Write each line out exactly, leaving none out.

--- begin Dataset ---

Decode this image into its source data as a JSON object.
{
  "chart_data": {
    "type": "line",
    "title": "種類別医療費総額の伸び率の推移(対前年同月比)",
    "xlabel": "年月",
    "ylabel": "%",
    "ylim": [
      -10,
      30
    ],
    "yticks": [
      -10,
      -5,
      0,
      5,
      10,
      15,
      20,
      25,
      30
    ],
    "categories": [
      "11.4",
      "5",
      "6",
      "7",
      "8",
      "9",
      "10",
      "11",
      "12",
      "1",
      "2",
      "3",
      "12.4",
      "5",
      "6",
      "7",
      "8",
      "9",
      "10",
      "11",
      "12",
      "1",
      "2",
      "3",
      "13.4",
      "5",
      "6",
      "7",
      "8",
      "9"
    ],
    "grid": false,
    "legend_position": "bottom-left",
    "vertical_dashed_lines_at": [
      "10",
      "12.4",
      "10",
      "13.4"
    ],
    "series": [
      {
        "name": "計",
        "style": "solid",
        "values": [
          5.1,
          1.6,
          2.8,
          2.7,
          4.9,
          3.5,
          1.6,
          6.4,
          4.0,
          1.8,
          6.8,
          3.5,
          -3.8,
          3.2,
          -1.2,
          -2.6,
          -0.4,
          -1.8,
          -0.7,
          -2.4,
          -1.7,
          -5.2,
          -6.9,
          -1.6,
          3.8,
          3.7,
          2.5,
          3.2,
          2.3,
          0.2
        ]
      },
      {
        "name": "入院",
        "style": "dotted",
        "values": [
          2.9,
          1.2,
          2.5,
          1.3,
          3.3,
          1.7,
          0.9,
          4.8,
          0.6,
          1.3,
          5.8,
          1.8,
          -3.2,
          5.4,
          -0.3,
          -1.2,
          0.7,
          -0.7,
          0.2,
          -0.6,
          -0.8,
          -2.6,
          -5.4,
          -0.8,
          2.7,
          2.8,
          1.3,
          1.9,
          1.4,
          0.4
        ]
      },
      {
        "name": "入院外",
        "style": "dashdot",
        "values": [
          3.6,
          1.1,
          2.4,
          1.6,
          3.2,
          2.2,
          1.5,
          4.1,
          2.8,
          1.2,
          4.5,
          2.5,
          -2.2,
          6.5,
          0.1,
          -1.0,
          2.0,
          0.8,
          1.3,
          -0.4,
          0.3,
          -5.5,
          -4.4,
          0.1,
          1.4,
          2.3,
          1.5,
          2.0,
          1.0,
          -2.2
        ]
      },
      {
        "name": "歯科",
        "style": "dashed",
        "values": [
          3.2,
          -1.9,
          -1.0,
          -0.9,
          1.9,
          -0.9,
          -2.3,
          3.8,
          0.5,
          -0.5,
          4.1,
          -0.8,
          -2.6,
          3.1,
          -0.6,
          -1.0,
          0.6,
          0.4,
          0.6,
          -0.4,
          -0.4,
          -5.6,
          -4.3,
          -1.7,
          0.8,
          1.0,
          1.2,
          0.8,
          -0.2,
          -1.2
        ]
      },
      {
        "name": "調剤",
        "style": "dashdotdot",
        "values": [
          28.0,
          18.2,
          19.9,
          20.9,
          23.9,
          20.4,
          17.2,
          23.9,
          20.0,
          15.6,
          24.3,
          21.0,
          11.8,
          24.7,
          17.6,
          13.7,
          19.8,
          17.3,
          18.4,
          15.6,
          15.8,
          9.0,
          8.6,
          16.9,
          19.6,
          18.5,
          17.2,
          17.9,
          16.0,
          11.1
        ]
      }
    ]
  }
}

--- end Dataset ---

--- Result for this exercise ---
Decode this image into its source data as a JSON object.
{
  "chart_data": {
    "type": "line",
    "title": "種類別医療費総額の伸び率の推移(対前年同月比)",
    "xlabel": "年月",
    "ylabel": "%",
    "ylim": [
      -10,
      30
    ],
    "yticks": [
      -10,
      -5,
      0,
      5,
      10,
      15,
      20,
      25,
      30
    ],
    "categories": [
      "11.4",
      "5",
      "6",
      "7",
      "8",
      "9",
      "10",
      "11",
      "12",
      "1",
      "2",
      "3",
      "12.4",
      "5",
      "6",
      "7",
      "8",
      "9",
      "10",
      "11",
      "12",
      "1",
      "2",
      "3",
      "13.4",
      "5",
      "6",
      "7",
      "8",
      "9"
    ],
    "grid": false,
    "legend_position": "bottom-left",
    "vertical_dashed_lines_at": [
      "10",
      "12.4",
      "10",
      "13.4"
    ],
    "series": [
      {
        "name": "計",
        "style": "solid",
        "values": [
          5.1,
          1.6,
          2.8,
          2.7,
          4.9,
          3.5,
          1.6,
          6.4,
          4.0,
          1.8,
          6.8,
          3.5,
          -3.8,
          3.2,
          -1.2,
          -2.6,
          -0.4,
          -1.8,
          -0.7,
          -2.4,
          -1.7,
          -5.2,
          -6.9,
          -1.6,
          3.8,
          3.7,
          2.5,
          3.2,
          2.3,
          0.2
        ]
      },
      {
        "name": "入院",
        "style": "dotted",
        "values": [
          2.9,
          1.2,
          2.5,
          1.3,
          3.3,
          1.7,
          0.9,
          4.8,
          0.6,
          1.3,
          5.8,
          1.8,
          -3.2,
          5.4,
          -0.3,
          -1.2,
          0.7,
          -0.7,
          0.2,
          -0.6,
          -0.8,
          -2.6,
          -5.4,
          -0.8,
          2.7,
          2.8,
          1.3,
          1.9,
          1.4,
          0.4
        ]
      },
      {
        "name": "入院外",
        "style": "dashdot",
        "values": [
          3.6,
          1.1,
          2.4,
          1.6,
          3.2,
          2.2,
          1.5,
          4.1,
          2.8,
          1.2,
          4.5,
          2.5,
          -2.2,
          6.5,
          0.1,
          -1.0,
          2.0,
          0.8,
          1.3,
          -0.4,
          0.3,
          -5.5,
          -4.4,
          0.1,
          1.4,
          2.3,
          1.5,
          2.0,
          1.0,
          -2.2
        ]
      },
      {
        "name": "歯科",
        "style": "dashed",
        "values": [
          3.2,
          -1.9,
          -1.0,
          -0.9,
          1.9,
          -0.9,
          -2.3,
          3.8,
          0.5,
          -0.5,
          4.1,
          -0.8,
          -2.6,
          3.1,
          -0.6,
          -1.0,
          0.6,
          0.4,
          0.6,
          -0.4,
          -0.4,
          -5.6,
          -4.3,
          -1.7,
          0.8,
          1.0,
          1.2,
          0.8,
          -0.2,
          -1.2
        ]
      },
      {
        "name": "調剤",
        "style": "dashdotdot",
        "values": [
          28.0,
          18.2,
          19.9,
          20.9,
          23.9,
          20.4,
          17.2,
          23.9,
          20.0,
          15.6,
          24.3,
          21.0,
          11.8,
          24.7,
          17.6,
          13.7,
          19.8,
          17.3,
          18.4,
          15.6,
          15.8,
          9.0,
          8.6,
          16.9,
          19.6,
          18.5,
          17.2,
          17.9,
          16.0,
          11.1
        ]
      }
    ]
  }
}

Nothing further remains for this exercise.